The task: Transcribe every entry word for word. Skip the pictures.

Supplied records:
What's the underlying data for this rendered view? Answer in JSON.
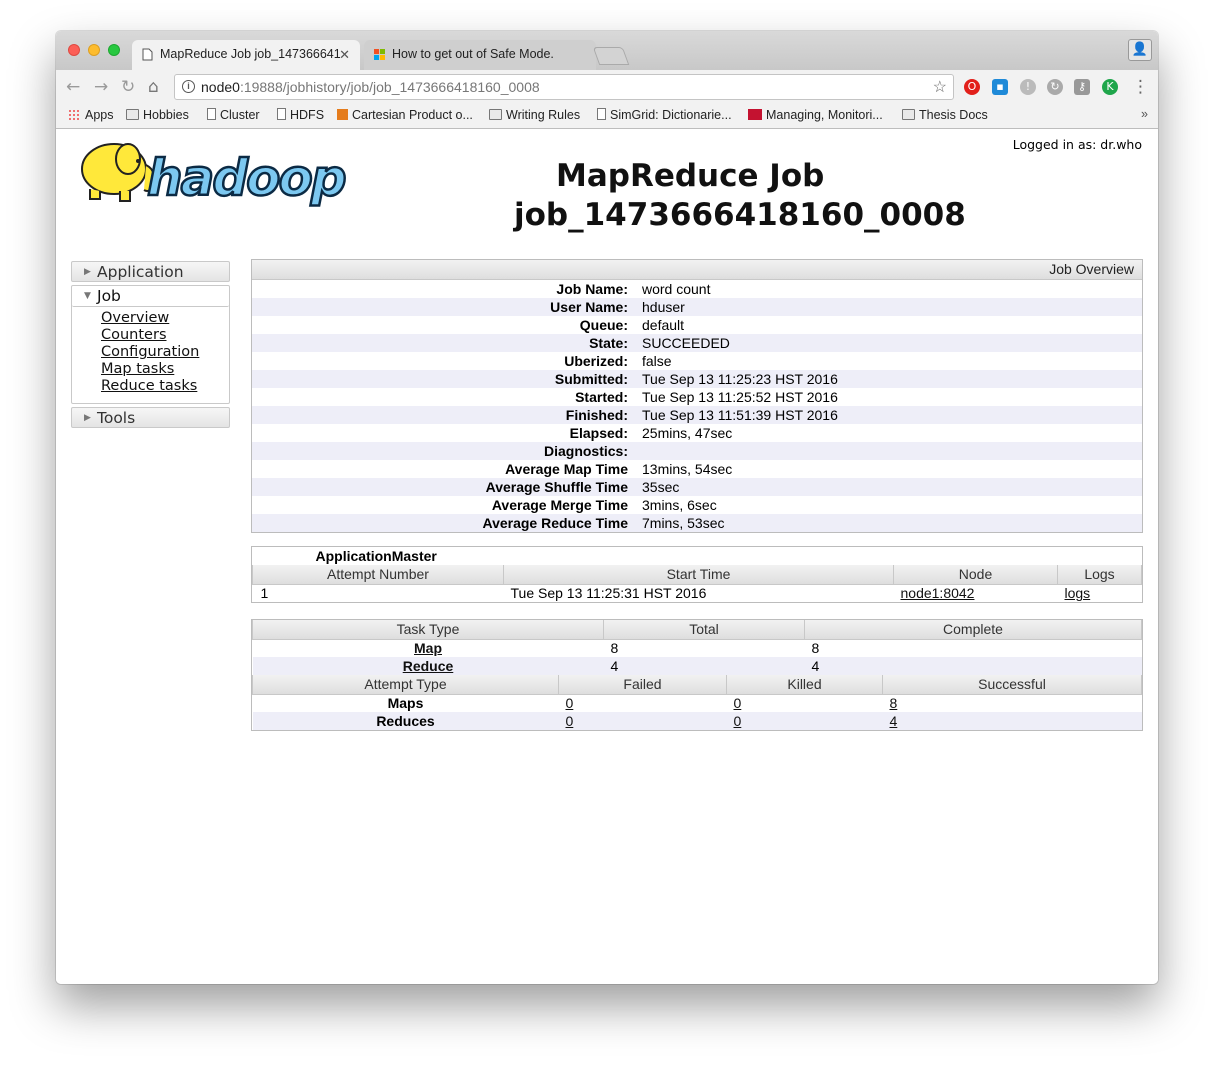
{
  "browser": {
    "tabs": [
      {
        "title": "MapReduce Job job_147366641",
        "active": true
      },
      {
        "title": "How to get out of Safe Mode.",
        "active": false
      }
    ],
    "url_host": "node0",
    "url_path": ":19888/jobhistory/job/job_1473666418160_0008",
    "bookmarks": [
      "Apps",
      "Hobbies",
      "Cluster",
      "HDFS",
      "Cartesian Product o...",
      "Writing Rules",
      "SimGrid: Dictionarie...",
      "Managing, Monitori...",
      "Thesis Docs"
    ],
    "more_label": "»"
  },
  "header": {
    "logged_in": "Logged in as: dr.who",
    "logo_text": "hadoop",
    "title_line1": "MapReduce Job",
    "title_line2": "job_1473666418160_0008"
  },
  "nav": {
    "application": "Application",
    "job": "Job",
    "links": [
      "Overview",
      "Counters",
      "Configuration",
      "Map tasks",
      "Reduce tasks"
    ],
    "tools": "Tools"
  },
  "overview": {
    "heading": "Job Overview",
    "rows": [
      {
        "label": "Job Name:",
        "value": "word count"
      },
      {
        "label": "User Name:",
        "value": "hduser"
      },
      {
        "label": "Queue:",
        "value": "default"
      },
      {
        "label": "State:",
        "value": "SUCCEEDED"
      },
      {
        "label": "Uberized:",
        "value": "false"
      },
      {
        "label": "Submitted:",
        "value": "Tue Sep 13 11:25:23 HST 2016"
      },
      {
        "label": "Started:",
        "value": "Tue Sep 13 11:25:52 HST 2016"
      },
      {
        "label": "Finished:",
        "value": "Tue Sep 13 11:51:39 HST 2016"
      },
      {
        "label": "Elapsed:",
        "value": "25mins, 47sec"
      },
      {
        "label": "Diagnostics:",
        "value": ""
      },
      {
        "label": "Average Map Time",
        "value": "13mins, 54sec"
      },
      {
        "label": "Average Shuffle Time",
        "value": "35sec"
      },
      {
        "label": "Average Merge Time",
        "value": "3mins, 6sec"
      },
      {
        "label": "Average Reduce Time",
        "value": "7mins, 53sec"
      }
    ]
  },
  "am": {
    "title": "ApplicationMaster",
    "headers": [
      "Attempt Number",
      "Start Time",
      "Node",
      "Logs"
    ],
    "row": {
      "attempt": "1",
      "start": "Tue Sep 13 11:25:31 HST 2016",
      "node": "node1:8042",
      "logs": "logs"
    }
  },
  "tasks": {
    "headers": [
      "Task Type",
      "Total",
      "Complete"
    ],
    "rows": [
      {
        "type": "Map",
        "total": "8",
        "complete": "8"
      },
      {
        "type": "Reduce",
        "total": "4",
        "complete": "4"
      }
    ],
    "attempt_headers": [
      "Attempt Type",
      "Failed",
      "Killed",
      "Successful"
    ],
    "attempt_rows": [
      {
        "type": "Maps",
        "failed": "0",
        "killed": "0",
        "successful": "8"
      },
      {
        "type": "Reduces",
        "failed": "0",
        "killed": "0",
        "successful": "4"
      }
    ]
  }
}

Response to this exercise:
What's the underlying data for this rendered view? Answer in JSON.
{
  "browser": {
    "tabs": [
      {
        "title": "MapReduce Job job_147366641",
        "active": true
      },
      {
        "title": "How to get out of Safe Mode.",
        "active": false
      }
    ],
    "url_host": "node0",
    "url_path": ":19888/jobhistory/job/job_1473666418160_0008",
    "bookmarks": [
      "Apps",
      "Hobbies",
      "Cluster",
      "HDFS",
      "Cartesian Product o...",
      "Writing Rules",
      "SimGrid: Dictionarie...",
      "Managing, Monitori...",
      "Thesis Docs"
    ],
    "more_label": "»"
  },
  "header": {
    "logged_in": "Logged in as: dr.who",
    "logo_text": "hadoop",
    "title_line1": "MapReduce Job",
    "title_line2": "job_1473666418160_0008"
  },
  "nav": {
    "application": "Application",
    "job": "Job",
    "links": [
      "Overview",
      "Counters",
      "Configuration",
      "Map tasks",
      "Reduce tasks"
    ],
    "tools": "Tools"
  },
  "overview": {
    "heading": "Job Overview",
    "rows": [
      {
        "label": "Job Name:",
        "value": "word count"
      },
      {
        "label": "User Name:",
        "value": "hduser"
      },
      {
        "label": "Queue:",
        "value": "default"
      },
      {
        "label": "State:",
        "value": "SUCCEEDED"
      },
      {
        "label": "Uberized:",
        "value": "false"
      },
      {
        "label": "Submitted:",
        "value": "Tue Sep 13 11:25:23 HST 2016"
      },
      {
        "label": "Started:",
        "value": "Tue Sep 13 11:25:52 HST 2016"
      },
      {
        "label": "Finished:",
        "value": "Tue Sep 13 11:51:39 HST 2016"
      },
      {
        "label": "Elapsed:",
        "value": "25mins, 47sec"
      },
      {
        "label": "Diagnostics:",
        "value": ""
      },
      {
        "label": "Average Map Time",
        "value": "13mins, 54sec"
      },
      {
        "label": "Average Shuffle Time",
        "value": "35sec"
      },
      {
        "label": "Average Merge Time",
        "value": "3mins, 6sec"
      },
      {
        "label": "Average Reduce Time",
        "value": "7mins, 53sec"
      }
    ]
  },
  "am": {
    "title": "ApplicationMaster",
    "headers": [
      "Attempt Number",
      "Start Time",
      "Node",
      "Logs"
    ],
    "row": {
      "attempt": "1",
      "start": "Tue Sep 13 11:25:31 HST 2016",
      "node": "node1:8042",
      "logs": "logs"
    }
  },
  "tasks": {
    "headers": [
      "Task Type",
      "Total",
      "Complete"
    ],
    "rows": [
      {
        "type": "Map",
        "total": "8",
        "complete": "8"
      },
      {
        "type": "Reduce",
        "total": "4",
        "complete": "4"
      }
    ],
    "attempt_headers": [
      "Attempt Type",
      "Failed",
      "Killed",
      "Successful"
    ],
    "attempt_rows": [
      {
        "type": "Maps",
        "failed": "0",
        "killed": "0",
        "successful": "8"
      },
      {
        "type": "Reduces",
        "failed": "0",
        "killed": "0",
        "successful": "4"
      }
    ]
  }
}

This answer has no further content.